> **Stored data**:

----------

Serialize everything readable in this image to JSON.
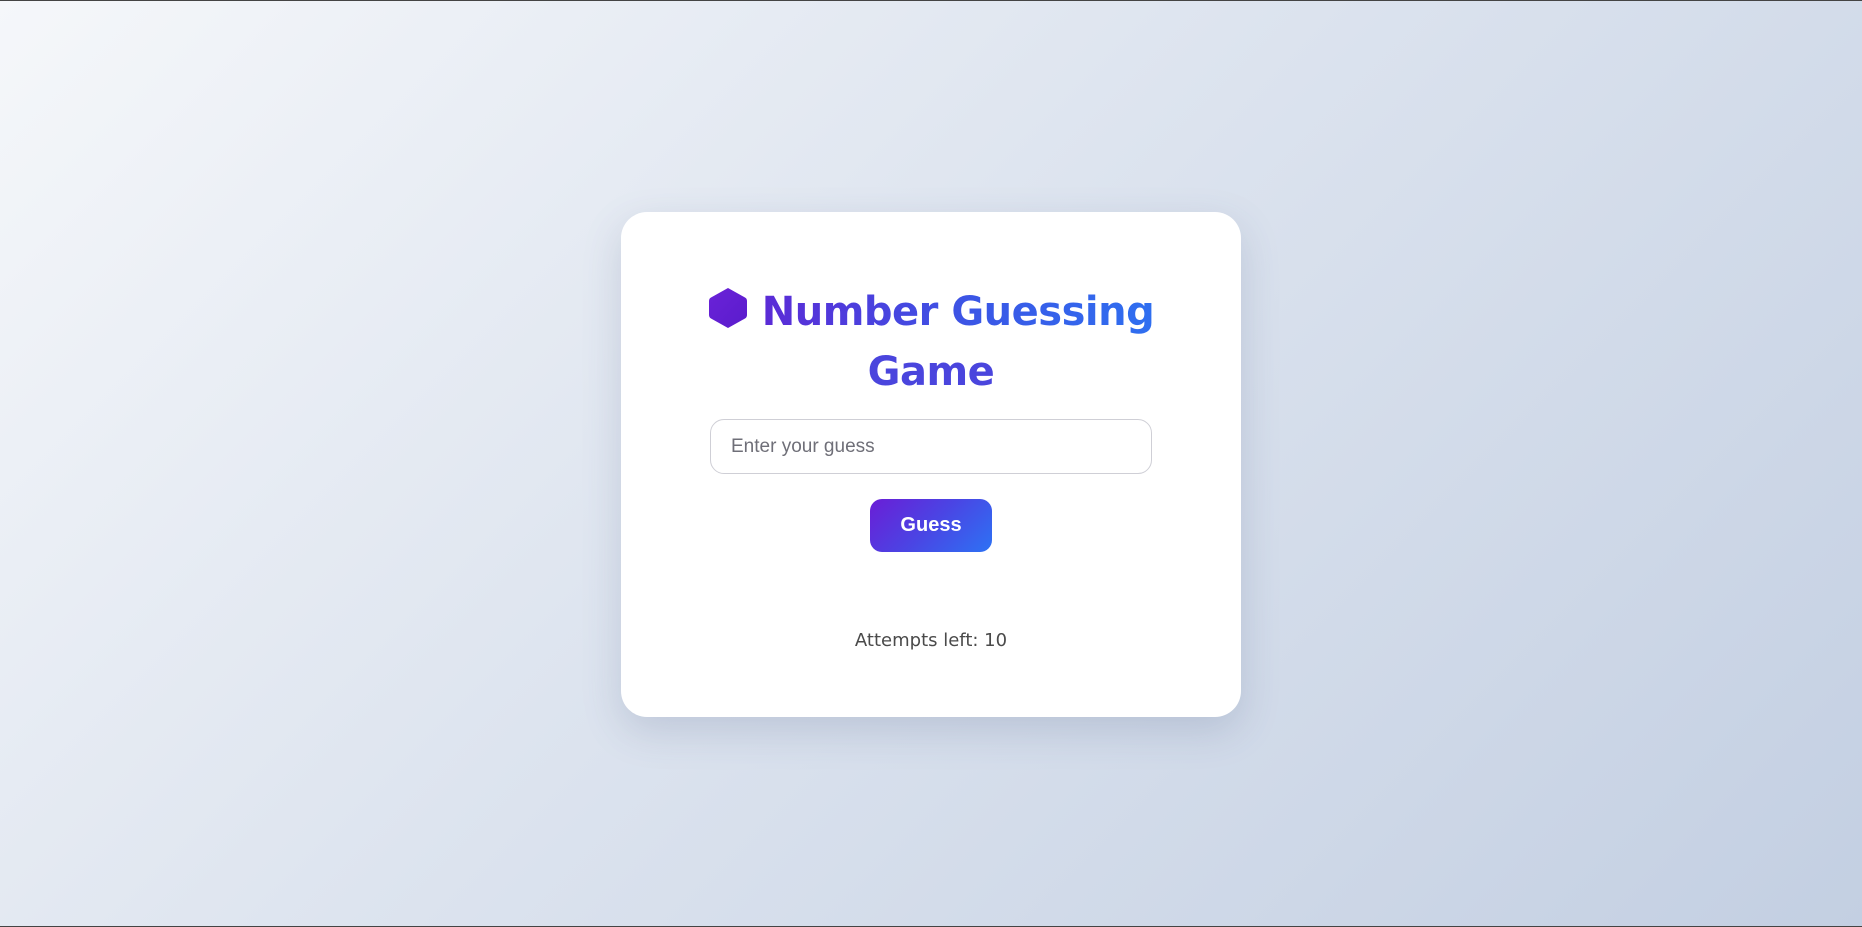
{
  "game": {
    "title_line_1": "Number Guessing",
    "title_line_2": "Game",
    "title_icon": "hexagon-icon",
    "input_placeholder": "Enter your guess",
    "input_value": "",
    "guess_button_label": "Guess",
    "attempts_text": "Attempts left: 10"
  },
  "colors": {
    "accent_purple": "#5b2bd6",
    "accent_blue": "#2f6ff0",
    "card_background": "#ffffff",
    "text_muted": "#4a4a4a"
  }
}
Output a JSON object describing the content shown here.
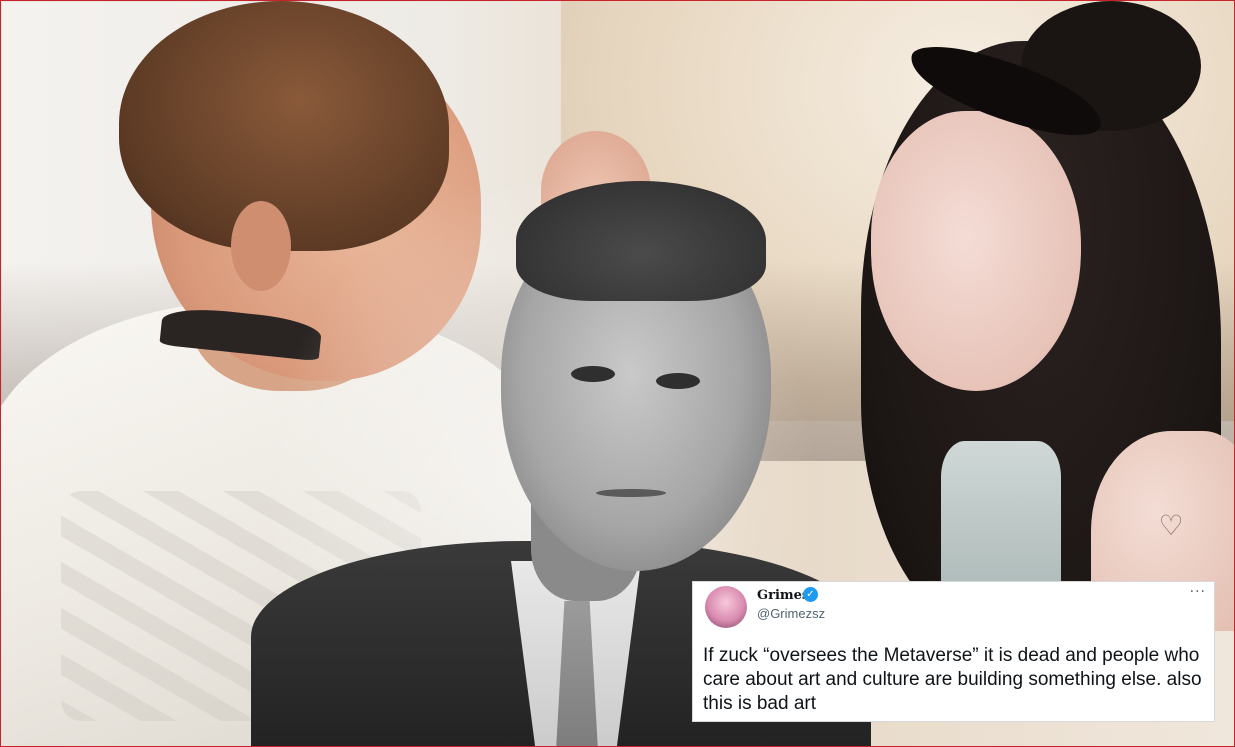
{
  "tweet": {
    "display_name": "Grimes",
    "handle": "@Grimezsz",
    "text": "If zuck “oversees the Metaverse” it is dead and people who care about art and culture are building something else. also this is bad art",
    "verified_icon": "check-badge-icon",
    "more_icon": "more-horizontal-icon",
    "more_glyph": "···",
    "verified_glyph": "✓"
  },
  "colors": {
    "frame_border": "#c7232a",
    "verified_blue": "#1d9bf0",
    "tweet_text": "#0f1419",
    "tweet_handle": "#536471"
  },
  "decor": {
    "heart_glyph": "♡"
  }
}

----------

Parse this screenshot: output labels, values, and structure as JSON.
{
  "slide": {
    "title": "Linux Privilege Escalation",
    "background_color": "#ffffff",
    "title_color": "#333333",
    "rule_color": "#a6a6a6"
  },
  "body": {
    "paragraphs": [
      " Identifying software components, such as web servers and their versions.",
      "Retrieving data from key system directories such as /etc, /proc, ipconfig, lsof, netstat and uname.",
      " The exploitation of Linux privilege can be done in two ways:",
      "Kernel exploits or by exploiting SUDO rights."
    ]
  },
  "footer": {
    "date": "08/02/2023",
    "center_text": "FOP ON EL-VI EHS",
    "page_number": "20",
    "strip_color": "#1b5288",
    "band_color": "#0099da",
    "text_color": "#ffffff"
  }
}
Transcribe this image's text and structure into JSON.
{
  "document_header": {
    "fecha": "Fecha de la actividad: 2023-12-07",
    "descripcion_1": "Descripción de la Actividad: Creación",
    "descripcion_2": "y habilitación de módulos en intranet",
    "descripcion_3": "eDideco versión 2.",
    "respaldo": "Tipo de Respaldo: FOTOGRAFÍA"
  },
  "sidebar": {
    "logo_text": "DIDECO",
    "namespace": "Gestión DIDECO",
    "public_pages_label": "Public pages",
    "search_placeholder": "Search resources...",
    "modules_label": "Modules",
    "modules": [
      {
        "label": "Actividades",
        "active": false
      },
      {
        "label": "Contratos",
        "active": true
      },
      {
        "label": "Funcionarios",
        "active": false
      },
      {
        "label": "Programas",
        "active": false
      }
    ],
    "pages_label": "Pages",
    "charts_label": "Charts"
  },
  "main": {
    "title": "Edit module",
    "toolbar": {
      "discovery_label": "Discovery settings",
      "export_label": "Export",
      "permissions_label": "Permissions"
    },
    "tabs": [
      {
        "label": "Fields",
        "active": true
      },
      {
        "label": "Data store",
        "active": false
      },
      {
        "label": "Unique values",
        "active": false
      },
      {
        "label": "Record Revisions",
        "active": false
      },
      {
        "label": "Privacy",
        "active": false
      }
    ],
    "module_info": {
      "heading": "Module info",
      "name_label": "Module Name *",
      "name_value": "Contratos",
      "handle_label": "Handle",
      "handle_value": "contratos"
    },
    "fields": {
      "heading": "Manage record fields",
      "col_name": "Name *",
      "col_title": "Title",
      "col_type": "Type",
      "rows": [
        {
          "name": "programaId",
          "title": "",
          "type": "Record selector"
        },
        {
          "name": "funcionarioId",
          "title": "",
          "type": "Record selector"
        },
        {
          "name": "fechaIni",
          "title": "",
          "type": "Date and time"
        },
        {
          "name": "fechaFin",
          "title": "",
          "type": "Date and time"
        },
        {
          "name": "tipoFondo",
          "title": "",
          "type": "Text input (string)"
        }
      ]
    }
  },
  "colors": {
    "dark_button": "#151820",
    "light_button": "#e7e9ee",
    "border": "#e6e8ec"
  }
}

----------

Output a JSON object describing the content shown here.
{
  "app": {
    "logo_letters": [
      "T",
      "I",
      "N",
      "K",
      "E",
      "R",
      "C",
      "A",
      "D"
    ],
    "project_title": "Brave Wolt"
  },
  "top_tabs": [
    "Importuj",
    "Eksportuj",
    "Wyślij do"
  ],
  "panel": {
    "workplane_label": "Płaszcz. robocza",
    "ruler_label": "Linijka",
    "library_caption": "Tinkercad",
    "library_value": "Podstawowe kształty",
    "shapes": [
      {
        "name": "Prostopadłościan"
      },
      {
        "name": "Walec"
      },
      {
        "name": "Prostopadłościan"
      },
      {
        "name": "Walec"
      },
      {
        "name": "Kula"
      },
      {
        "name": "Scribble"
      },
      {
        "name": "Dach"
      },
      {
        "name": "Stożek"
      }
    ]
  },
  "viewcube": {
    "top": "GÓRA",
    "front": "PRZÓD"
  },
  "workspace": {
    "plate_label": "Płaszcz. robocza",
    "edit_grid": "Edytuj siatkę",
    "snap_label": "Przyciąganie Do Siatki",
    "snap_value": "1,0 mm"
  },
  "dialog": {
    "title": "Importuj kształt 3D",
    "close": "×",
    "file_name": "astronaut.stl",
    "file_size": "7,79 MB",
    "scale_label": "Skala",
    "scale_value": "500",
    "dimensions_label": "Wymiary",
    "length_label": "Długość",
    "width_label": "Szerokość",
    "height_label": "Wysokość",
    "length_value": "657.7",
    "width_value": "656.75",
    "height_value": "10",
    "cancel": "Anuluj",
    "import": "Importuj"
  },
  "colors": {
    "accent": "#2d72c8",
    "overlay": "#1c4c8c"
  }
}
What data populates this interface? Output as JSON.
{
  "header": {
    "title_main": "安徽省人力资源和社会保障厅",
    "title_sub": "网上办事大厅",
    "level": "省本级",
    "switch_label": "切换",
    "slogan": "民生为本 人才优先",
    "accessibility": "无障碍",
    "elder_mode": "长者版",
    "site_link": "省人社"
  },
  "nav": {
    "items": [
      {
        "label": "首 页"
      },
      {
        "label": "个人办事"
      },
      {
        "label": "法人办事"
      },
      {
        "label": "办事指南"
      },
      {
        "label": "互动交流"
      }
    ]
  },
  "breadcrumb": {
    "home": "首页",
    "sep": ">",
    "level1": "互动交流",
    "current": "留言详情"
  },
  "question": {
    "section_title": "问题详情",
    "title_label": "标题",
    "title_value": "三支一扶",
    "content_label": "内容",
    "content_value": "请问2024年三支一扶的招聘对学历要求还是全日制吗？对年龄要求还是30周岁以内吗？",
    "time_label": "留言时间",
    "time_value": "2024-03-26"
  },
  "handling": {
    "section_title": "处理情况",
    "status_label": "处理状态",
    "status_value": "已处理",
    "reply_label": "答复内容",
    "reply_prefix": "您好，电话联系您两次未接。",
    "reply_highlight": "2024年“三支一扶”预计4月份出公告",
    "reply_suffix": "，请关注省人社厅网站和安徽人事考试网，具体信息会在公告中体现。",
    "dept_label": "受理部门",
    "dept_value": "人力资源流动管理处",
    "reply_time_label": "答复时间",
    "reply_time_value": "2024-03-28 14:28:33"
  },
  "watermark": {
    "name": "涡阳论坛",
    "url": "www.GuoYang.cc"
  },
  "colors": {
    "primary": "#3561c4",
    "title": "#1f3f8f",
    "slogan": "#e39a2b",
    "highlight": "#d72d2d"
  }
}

----------

> **What the task asks**: Establish how many lines of the material above hold the word "ffffff". Nothing but the count should be returned.

> **Exercise result**: 3